REQUIREMENT:
In the text on Pedoe's inequality, rewrite the part that begins at the words "Inequality applying to" and ends after "and (C, c).", changing "similar" to "congruent".

TEXT PROVIDED:

= Pedoe's inequality =

Inequality applying to triangles

In geometry, Pedoe's inequality (also Neuberg–Pedoe inequality), named after Daniel Pedoe (1910–1998) and Joseph Jean Baptiste Neuberg (1840–1926), states that if a, b, and c are the lengths of the sides of a triangle with area ƒ, and A, B, and C are the lengths of the sides of another triangle with area F, then

$A^2(b^2+c^2-a^2)+B^2(a^2+c^2-b^2)+C^2(a^2+b^2-c^2)\geq 16Ff,\,$

with equality if and only if the two triangles are similar with pairs of corresponding sides (A, a), (B, b), and (C, c).

The expression on the left is not only symmetric under any of the six permutations of the set { (A, a), (B, b), (C, c) } of pairs, but also—perhaps not so obviously—remains the same if a is interchanged with A and b with B and c with C. In other words, it is a symmetric function of the pair of triangles.

RECORD EXTRACTS:
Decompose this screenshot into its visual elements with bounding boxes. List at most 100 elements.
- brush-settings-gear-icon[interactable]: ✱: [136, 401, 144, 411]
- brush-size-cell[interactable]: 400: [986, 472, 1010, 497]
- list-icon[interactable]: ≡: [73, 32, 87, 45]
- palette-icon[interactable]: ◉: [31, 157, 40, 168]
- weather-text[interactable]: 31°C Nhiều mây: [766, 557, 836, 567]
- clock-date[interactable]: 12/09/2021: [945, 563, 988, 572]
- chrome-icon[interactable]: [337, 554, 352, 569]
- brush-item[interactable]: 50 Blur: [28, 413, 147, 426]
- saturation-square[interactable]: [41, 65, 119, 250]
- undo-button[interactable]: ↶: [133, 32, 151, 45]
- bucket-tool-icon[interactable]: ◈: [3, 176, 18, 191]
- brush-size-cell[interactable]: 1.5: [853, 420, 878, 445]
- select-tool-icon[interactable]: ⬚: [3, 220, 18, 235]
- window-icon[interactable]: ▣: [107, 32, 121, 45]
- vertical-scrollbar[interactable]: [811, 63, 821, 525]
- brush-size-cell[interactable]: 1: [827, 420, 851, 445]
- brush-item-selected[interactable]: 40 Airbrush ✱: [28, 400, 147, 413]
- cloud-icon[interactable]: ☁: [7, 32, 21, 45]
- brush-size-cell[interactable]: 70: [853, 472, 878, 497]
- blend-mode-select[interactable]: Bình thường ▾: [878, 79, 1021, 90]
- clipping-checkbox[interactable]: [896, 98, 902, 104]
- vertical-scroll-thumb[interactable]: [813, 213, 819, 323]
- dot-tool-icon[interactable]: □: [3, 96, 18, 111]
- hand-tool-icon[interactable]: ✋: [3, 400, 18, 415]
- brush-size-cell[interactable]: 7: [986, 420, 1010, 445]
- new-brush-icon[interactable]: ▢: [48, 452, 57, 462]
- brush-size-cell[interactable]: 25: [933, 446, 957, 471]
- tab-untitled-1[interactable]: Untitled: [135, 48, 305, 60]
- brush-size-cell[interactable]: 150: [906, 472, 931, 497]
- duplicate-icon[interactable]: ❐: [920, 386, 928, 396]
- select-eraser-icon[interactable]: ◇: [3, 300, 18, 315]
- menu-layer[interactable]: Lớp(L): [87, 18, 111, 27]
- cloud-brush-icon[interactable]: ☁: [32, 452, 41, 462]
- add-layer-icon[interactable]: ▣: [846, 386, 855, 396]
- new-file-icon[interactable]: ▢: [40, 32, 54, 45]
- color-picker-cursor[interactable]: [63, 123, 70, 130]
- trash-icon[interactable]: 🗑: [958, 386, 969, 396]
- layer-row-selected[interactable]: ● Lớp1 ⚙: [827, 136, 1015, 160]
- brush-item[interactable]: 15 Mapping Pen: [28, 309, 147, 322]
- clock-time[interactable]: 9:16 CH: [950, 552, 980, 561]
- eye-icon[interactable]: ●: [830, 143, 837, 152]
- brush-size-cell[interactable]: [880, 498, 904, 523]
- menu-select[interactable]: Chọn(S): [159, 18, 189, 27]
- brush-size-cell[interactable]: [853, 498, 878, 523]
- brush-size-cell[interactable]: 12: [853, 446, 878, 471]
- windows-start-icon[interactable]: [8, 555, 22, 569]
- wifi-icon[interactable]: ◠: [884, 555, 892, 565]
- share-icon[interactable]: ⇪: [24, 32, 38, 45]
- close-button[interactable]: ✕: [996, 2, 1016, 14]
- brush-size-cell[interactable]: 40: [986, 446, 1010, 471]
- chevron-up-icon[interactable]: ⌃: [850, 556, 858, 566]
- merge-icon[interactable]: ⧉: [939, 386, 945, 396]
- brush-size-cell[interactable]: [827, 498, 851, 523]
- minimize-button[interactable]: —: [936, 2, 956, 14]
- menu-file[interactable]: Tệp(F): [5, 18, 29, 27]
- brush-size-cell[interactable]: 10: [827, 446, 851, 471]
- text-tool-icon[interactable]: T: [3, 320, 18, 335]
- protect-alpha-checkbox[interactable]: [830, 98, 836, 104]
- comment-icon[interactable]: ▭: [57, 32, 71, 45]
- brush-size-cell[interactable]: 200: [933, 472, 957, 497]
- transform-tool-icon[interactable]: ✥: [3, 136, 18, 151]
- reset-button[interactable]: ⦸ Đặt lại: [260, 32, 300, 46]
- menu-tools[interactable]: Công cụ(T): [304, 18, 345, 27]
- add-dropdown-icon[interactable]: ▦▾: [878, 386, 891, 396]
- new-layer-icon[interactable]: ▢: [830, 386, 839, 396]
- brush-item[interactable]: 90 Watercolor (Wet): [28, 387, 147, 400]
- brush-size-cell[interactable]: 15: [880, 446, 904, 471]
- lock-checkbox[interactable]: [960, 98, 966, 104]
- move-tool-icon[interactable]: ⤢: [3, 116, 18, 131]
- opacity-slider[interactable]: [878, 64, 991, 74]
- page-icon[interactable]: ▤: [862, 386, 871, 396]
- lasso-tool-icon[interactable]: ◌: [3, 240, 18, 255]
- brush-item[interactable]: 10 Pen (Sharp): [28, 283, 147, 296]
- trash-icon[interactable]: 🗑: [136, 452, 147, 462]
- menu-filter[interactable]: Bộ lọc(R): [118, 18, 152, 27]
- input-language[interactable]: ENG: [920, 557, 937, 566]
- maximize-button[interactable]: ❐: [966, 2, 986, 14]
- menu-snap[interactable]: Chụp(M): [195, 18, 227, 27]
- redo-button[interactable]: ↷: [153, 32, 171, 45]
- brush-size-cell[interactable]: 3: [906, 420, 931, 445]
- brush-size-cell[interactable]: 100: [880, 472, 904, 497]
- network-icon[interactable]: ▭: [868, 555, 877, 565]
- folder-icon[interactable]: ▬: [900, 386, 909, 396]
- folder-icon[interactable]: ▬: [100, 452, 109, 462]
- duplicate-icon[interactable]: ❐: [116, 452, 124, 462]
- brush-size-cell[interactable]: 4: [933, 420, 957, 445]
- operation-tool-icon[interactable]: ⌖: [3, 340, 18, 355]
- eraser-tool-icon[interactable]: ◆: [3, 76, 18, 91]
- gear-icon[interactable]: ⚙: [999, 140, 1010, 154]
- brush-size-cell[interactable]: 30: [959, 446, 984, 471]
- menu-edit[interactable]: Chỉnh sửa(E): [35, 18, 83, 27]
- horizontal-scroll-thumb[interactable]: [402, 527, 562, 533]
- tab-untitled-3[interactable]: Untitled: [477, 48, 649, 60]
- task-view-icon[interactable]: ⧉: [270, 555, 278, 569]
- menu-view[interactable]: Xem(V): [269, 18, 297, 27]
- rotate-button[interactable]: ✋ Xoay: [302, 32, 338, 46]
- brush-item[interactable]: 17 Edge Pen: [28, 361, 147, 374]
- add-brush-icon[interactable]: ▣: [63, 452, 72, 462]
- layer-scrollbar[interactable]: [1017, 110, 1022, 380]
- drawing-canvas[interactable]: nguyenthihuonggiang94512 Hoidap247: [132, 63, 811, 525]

TASK RESULT:
Inequality applying to triangles

In geometry, Pedoe's inequality (also Neuberg–Pedoe inequality), named after Daniel Pedoe (1910–1998) and Joseph Jean Baptiste Neuberg (1840–1926), states that if a, b, and c are the lengths of the sides of a triangle with area ƒ, and A, B, and C are the lengths of the sides of another triangle with area F, then

$A^2(b^2+c^2-a^2)+B^2(a^2+c^2-b^2)+C^2(a^2+b^2-c^2)\geq 16Ff,\,$

with equality if and only if the two triangles are congruent with pairs of corresponding sides (A, a), (B, b), and (C, c).